Figure 2. Assessment form for the functional Tactile Object Recognition Test (fTORT). MDA, most diagnostic attribute, i.e., the sensory attribute that distinguishes the test object from the object pair for each of the object sets; TX, texture; SI, size; HA, hardness; WT, weight; MO, motion; SH, shape; TM, temperature.
Data Analysis
Test scores were extracted and pooled. Four protocol versions were employed that varied in the order in which item sets were presented and/or which object in the matched pair was presented. After appropriate alignment of the item scores across the four protocol versions, a complete sample of test scores for 115 participants, each with 14 item scores, was available for analysis. Item and scale analyses were conducted on the raw item data. Distributions of item and total scores were determined and displayed graphically. Internal consistency of item scores was quantified using Cronbach alpha. Dimensionality analysis was conducted using principal component analysis.
Results
Background Characteristics of the Sample
Background data on age, sex, side of lesion, and time post-stroke for participants are presented in Table 3.
Distributions of Item Scores and Relationship to Total Scores
Distributions of Item Scores
The distributions of scores for each item set of the fTORT are presented in Figure 3 for the sample of 115 participants (scaled in percentages out of the 115 cases). Most items, with only one exception (item 9), displayed a bimodal score distribution, with pronounced modes at scores of 0 and 3, i.e., errors of object function and sensory attribute (score 0), or exact match including sensory attribute (score 3). Only a minority of cases demonstrated errors solely in sensory attributes (i.e., scores of 1 or 2). For all items, except for item 9 (Wooden/Plastic Clothes Peg), markedly more participants committed object function and attribute errors (scoring 0) than either single or double sensory attribute errors (scores of 1 or 2). Two sensory attribute errors had a frequency from zero (item 8) to 11.3% (item 2) per item set. Single sensory attribute errors tended to be more frequent than two-attribute errors and ranged from a low of 3.5% (item 10) to a high of 25.2% for item 9. Item 9 was also the only item where a score of 2 was more common than a score of 3 and only by a small margin. The lowest mean score for a particular item set (possible range 0–3) was 1.2 for item 9 whereas the highest was 1.9 for item 12. Similar distributions of item scores are evident and item SDs are homogeneous, ranging from 1.27 to 1.44. All 14 item sets demonstrated that people can both correctly recognize or fail to recognize the test item; thus, none were either too easy or too difficult.
# # # # # # #
(Assignment 1): Reproduce the fTORT passage word for word, starting at the words "Figure 2. Assessment" and stopping after "shape; TM, temperature.".
(Assignment 2): Write what comes next in the fTORT passage, starting after its last sentence.
The records that follow are separate material and are not part of the fTORT passage.

(Data to examine):
# # # # # # #
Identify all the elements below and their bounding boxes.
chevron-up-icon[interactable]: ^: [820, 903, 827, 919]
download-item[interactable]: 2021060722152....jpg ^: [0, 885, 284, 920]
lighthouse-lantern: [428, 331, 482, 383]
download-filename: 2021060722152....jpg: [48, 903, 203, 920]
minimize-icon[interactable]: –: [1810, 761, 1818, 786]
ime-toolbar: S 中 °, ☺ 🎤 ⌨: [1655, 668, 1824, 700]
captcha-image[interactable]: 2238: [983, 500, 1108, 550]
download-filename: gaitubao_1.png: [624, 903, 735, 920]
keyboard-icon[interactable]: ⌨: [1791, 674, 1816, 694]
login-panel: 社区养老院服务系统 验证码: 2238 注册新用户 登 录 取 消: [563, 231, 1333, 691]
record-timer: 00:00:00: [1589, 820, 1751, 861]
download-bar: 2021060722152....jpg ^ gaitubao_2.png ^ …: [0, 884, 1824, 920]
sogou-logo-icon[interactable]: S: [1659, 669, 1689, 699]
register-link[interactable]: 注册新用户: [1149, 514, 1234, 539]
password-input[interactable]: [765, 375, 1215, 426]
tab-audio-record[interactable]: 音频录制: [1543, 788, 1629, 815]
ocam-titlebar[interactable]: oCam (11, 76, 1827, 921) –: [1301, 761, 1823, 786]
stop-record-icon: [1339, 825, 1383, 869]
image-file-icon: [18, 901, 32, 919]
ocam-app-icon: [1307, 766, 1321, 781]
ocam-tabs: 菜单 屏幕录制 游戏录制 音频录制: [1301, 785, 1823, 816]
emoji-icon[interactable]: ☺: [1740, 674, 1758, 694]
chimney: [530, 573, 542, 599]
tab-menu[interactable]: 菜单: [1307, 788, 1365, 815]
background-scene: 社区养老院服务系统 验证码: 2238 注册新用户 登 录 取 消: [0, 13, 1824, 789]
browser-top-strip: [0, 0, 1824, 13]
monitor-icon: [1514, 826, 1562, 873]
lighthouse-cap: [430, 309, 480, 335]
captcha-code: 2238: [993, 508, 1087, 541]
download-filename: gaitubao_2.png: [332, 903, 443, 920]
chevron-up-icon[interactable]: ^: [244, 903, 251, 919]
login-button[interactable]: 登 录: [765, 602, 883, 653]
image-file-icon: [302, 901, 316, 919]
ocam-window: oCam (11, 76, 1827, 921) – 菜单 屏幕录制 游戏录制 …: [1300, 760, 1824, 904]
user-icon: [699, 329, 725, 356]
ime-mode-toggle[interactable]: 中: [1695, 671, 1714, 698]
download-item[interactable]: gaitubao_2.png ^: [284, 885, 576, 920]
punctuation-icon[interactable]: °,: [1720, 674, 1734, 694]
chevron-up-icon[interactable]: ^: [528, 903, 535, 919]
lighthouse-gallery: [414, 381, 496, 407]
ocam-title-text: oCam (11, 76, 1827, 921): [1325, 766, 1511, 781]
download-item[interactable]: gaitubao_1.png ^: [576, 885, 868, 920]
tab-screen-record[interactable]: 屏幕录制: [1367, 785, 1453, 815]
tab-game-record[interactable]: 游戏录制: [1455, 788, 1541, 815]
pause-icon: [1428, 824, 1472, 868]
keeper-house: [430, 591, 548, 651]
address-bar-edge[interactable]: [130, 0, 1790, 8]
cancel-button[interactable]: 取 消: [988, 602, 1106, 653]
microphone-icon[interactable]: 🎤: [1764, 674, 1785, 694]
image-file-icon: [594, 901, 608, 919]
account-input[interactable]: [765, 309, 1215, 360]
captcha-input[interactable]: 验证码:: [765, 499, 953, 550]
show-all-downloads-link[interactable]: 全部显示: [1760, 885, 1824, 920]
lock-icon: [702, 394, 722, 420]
# # # # # # #
(Exercise response 1):
Figure 2. Assessment form for the functional Tactile Object Recognition Test (fTORT). MDA, most diagnostic attribute, i.e., the sensory attribute that distinguishes the test object from the object pair for each of the object sets; TX, texture; SI, size; HA, hardness; WT, weight; MO, motion; SH, shape; TM, temperature.

(Exercise response 2):
Figure 3. Distributions of fTORT item scores. Distribution of 0, 1, 2, and 3 scores for each of the 14 test items. Values above each bar are the percent of cases showing each score out of the total 115 independent scores available for each item. The sensory attribute tested and corresponding test object pair for each test item set are as follows: item 1 = shape (spoon/fork); item 2 = temperature (metal/wooden doorknob); item 3 = temperature (stainless steel/plastic bowl); item 4 = texture (paper/plastic card); item 5 = function/motion (zipper/buttons); item 6 = size (small-faced/large-faced watch); item 7 = weight (full/empty jar); item 8 = size (house key/filing cabinet key); item 9 = texture (wooden/plastic clothes peg); item 10 = hardness (hardcover book/soft cover book); item 11 = weight (full/half-full milk bottle); item 12 = hardness (firm/crushable plastic cup); item 13 = function/motion (click switch/turn switch); item 14 = shape (cylindrical pasta/spiral shaped pasta).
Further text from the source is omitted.